- Task to carry out
Pull out every line below that contains the word "name".

[Dataset entries on figures]
____________________

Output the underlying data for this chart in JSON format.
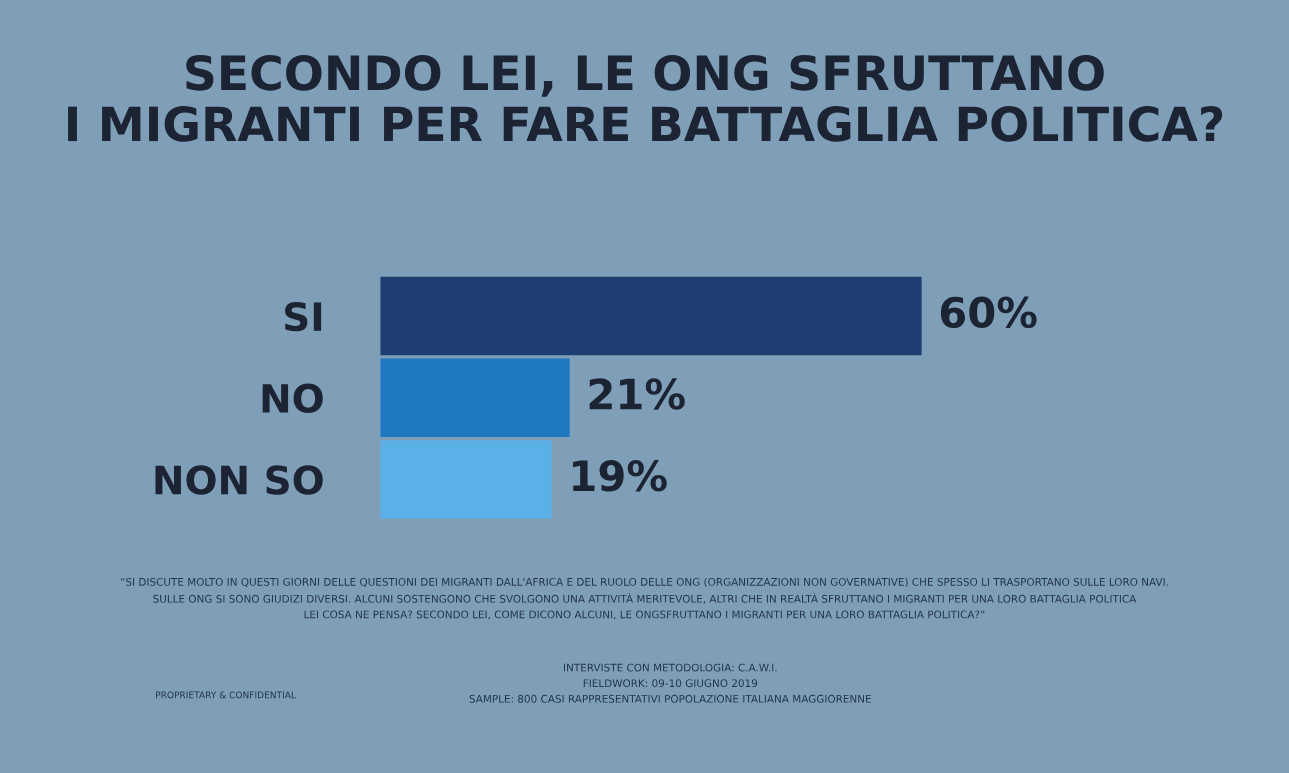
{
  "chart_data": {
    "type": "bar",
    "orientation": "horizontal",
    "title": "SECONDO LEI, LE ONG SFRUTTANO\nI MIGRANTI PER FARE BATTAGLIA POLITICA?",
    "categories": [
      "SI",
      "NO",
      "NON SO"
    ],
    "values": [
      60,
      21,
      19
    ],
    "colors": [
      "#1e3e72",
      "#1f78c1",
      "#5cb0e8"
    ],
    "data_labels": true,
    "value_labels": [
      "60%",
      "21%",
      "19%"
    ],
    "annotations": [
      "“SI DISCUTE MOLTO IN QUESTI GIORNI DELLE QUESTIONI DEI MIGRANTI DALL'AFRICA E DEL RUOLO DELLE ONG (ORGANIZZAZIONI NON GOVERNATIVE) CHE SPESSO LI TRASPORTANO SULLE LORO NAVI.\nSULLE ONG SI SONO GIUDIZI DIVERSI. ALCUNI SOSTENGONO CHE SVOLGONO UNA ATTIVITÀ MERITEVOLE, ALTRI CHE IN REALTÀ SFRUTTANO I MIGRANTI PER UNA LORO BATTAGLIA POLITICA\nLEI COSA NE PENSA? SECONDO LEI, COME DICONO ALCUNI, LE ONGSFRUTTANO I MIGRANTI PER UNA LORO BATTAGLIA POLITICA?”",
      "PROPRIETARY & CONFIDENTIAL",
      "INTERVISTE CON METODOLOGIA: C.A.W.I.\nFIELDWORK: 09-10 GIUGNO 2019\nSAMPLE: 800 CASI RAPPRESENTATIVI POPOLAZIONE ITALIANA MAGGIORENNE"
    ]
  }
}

____________________

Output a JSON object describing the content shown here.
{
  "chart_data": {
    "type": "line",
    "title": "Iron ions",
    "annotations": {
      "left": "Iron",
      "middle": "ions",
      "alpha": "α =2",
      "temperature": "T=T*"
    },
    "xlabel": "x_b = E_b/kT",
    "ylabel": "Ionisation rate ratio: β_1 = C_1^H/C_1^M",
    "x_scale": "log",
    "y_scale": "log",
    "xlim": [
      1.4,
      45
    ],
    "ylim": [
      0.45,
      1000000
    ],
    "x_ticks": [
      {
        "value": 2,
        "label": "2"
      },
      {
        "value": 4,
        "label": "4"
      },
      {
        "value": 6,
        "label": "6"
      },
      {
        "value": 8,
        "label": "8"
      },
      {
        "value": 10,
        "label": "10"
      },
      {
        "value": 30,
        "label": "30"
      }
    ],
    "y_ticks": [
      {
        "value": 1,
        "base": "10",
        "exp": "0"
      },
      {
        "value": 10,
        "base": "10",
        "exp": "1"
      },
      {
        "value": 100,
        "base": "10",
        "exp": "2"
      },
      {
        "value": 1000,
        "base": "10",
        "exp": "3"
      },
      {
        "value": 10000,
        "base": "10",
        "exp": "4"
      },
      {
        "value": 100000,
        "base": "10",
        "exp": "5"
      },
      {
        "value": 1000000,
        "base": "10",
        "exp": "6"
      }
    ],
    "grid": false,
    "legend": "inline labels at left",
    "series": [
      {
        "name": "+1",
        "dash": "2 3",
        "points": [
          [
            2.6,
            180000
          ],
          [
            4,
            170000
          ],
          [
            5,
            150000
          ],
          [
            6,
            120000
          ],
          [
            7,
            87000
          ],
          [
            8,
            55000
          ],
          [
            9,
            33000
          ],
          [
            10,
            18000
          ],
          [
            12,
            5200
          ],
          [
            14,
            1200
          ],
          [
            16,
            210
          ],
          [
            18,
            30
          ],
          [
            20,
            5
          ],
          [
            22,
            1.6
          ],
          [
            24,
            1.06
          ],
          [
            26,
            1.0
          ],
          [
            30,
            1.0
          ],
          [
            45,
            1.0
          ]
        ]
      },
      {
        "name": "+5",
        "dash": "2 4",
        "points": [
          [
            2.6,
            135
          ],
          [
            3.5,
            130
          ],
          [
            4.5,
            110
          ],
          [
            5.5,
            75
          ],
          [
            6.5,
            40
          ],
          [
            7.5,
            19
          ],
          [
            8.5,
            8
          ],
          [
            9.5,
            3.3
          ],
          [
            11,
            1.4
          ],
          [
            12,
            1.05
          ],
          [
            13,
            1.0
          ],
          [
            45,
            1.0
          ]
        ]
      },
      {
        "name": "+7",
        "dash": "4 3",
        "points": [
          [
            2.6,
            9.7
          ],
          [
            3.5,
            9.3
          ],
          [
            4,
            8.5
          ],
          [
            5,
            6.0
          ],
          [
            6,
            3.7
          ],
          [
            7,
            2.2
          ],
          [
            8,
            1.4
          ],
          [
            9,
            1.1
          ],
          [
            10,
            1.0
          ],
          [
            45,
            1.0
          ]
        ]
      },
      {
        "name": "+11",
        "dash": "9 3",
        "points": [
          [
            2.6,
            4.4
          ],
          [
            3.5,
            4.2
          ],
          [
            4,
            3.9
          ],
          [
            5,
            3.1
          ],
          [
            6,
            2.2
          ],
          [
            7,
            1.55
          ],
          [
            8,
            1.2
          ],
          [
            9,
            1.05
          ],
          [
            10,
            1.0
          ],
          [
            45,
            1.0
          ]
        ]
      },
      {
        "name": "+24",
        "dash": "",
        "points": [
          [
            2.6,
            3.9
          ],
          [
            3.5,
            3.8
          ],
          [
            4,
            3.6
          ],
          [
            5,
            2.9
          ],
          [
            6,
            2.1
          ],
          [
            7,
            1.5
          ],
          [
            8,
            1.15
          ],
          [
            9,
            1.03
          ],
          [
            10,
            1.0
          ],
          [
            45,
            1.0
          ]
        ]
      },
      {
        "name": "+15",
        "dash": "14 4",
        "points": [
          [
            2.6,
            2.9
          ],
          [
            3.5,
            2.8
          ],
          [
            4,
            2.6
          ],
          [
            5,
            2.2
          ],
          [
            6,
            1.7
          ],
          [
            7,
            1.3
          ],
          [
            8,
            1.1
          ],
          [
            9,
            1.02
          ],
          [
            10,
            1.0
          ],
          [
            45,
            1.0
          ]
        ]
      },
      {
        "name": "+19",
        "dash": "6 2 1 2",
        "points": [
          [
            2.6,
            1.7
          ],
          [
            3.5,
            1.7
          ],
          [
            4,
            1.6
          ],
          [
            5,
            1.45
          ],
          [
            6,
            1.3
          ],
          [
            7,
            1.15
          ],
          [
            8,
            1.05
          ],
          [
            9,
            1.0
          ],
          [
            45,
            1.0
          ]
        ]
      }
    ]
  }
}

____________________

- Exercise result
        "name": "+1",
        "name": "+5",
        "name": "+7",
        "name": "+11",
        "name": "+24",
        "name": "+15",
        "name": "+19",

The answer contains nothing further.